Problems to solve:
1 - In the worked problem about four charges on a square, explain why the forces on charge B from charges A, C and D are added together as vectors.
2 - Pick up the worked problem about four charges on a square and carry it on from its last sentence.

Source text:
** Begin **

Question

Four identical charges Q are placed at the corners of a square of side L.

1.Find the magnitude total force exerted on one charge by the other three charges.

 |F| =  ?

Answer 1

Concepts and reason

‎The concepts that are required to solve this problem are electric force between two point charges, resolution of a vector in to rectangular components, and the net force on an object due to multiple forces acting on it simultaneously.

Initially, call four identical point charges as A, B, C, and D. Place the four charges at four corners of a square of side length L in clockwise order. Later, calculate the electric force on the charge B due to charges A, C, and D in vector form. Later, add these three forces on charge B in vector form. This force vector is called net force vector on the charge B due to other three charges. Later, calculate the magnitude of this force vector.

** End **

Element box annotations
** Begin **

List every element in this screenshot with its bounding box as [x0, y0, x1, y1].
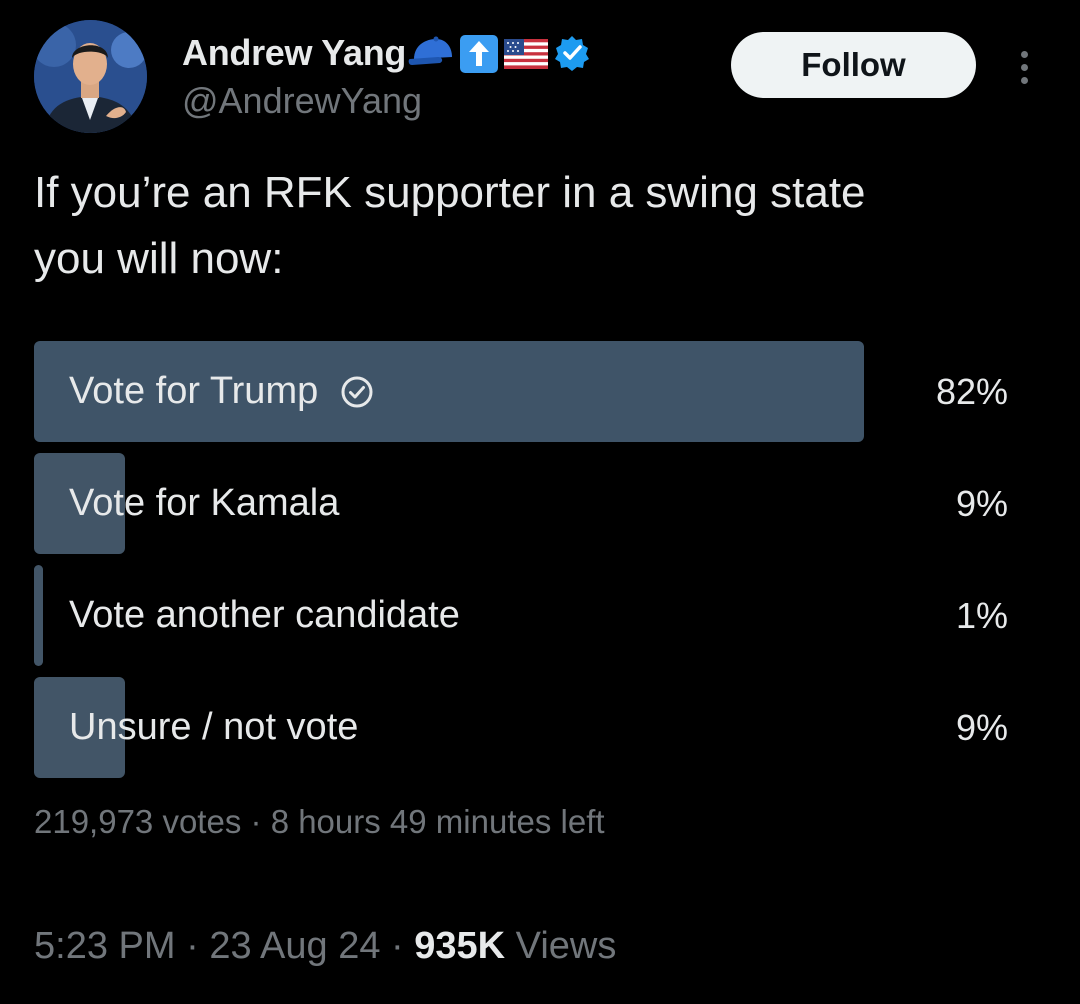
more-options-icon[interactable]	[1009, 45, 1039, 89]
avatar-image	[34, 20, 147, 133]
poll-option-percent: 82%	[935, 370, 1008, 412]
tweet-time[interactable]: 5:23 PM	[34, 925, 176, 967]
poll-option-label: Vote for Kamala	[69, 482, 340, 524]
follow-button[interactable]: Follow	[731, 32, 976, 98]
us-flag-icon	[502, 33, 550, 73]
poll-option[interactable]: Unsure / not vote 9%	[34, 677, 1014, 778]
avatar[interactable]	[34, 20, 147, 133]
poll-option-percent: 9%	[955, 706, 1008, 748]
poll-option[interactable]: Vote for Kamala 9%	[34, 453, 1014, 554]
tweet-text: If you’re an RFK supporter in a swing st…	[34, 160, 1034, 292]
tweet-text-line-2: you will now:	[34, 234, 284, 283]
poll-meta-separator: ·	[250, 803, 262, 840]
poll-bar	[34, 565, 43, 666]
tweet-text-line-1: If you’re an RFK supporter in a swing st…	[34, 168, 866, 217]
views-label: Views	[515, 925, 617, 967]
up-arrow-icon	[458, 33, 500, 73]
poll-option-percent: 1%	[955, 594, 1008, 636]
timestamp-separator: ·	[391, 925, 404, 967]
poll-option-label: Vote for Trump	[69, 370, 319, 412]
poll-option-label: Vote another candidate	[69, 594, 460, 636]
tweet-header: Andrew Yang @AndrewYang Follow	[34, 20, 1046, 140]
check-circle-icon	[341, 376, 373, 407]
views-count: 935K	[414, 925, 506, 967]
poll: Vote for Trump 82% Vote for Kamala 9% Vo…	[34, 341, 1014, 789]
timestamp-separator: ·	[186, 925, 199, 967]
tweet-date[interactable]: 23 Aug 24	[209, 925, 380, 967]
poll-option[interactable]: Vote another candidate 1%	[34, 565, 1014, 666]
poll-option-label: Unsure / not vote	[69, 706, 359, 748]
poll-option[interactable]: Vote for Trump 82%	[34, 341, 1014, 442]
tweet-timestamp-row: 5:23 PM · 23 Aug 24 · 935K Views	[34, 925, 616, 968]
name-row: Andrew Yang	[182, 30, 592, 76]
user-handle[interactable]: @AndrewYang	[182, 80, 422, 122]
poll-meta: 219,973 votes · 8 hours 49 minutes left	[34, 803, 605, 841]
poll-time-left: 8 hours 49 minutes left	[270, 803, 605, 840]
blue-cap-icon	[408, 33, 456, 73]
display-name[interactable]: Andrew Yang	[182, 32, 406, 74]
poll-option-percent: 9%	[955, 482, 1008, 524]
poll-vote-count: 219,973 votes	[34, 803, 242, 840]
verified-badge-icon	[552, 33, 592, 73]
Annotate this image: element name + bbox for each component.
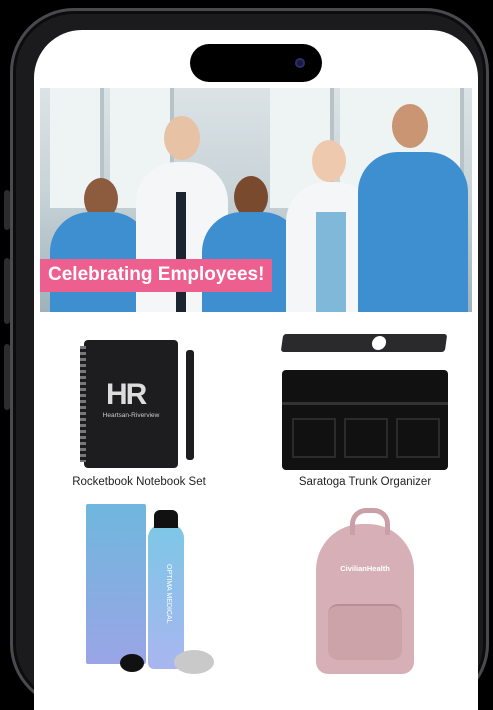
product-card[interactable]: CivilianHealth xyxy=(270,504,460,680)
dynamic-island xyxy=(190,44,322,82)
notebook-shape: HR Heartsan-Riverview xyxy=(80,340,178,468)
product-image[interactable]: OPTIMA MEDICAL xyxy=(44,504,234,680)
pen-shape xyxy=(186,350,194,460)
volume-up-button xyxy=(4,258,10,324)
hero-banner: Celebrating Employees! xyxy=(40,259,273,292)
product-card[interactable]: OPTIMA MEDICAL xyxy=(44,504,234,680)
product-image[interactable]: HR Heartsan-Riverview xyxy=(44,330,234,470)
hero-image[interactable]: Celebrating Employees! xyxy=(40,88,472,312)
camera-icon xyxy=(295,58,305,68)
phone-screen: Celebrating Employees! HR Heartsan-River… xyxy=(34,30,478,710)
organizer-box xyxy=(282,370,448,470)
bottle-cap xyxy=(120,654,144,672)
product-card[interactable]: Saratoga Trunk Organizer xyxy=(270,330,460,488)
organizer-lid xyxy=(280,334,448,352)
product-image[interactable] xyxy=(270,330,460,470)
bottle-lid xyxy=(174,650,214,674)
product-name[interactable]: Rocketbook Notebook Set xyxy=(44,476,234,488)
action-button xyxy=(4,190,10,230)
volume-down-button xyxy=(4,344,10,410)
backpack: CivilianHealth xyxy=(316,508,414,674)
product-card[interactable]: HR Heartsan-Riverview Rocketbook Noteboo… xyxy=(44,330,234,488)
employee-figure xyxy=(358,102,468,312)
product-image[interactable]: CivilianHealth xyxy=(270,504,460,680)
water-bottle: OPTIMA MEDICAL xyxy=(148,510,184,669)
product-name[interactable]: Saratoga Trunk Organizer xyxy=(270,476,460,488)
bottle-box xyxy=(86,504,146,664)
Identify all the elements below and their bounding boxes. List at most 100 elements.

** End **

Written responses:
1 - Adding the three forces as vectors gives the net force vector on charge B due to the other three charges. The problem asks for the size of the total force that the other three charges put on one charge, so the magnitude of this sum is the answer.

2 -
Fundamentals

The magnitude of the electric force F on a charge ${q_1}$ due to other charge ${q_2}$ can be calculated using the following formula:

$F = \frac{{k{q_1}{q_2}}}{{{r^2}}}$

Here, k is the Coulomb’s constant and r is the distance between the two charges.

From the super position principle, the net electric force ${\vec F_{{\rm{net,B}}}}$ on a charge B due to other three charges A, C, and D is equal to the vector sum of the electric force on the charge B due to these three charges.

${\vec F_{{\rm{net,B}}}} = {\vec F_{\rm{A}}} + {\vec F_{\rm{C}}} + {\vec F_{\rm{D}}}$

Here, ${\vec F_{\rm{A}}}$ is the vector form of electric force on charge B due to charge A, ${\vec F_{\rm{C}}}$ is the vector form of electric force on charge B due to charge C, and ${\vec F_{\rm{D}}}$ is the vector form of electric force on charge B due to charge D.

From the Pythagoras theorem, in a right angle triangle, the square of the hypotenuse is equal to the sum of the square of each side of the triangle.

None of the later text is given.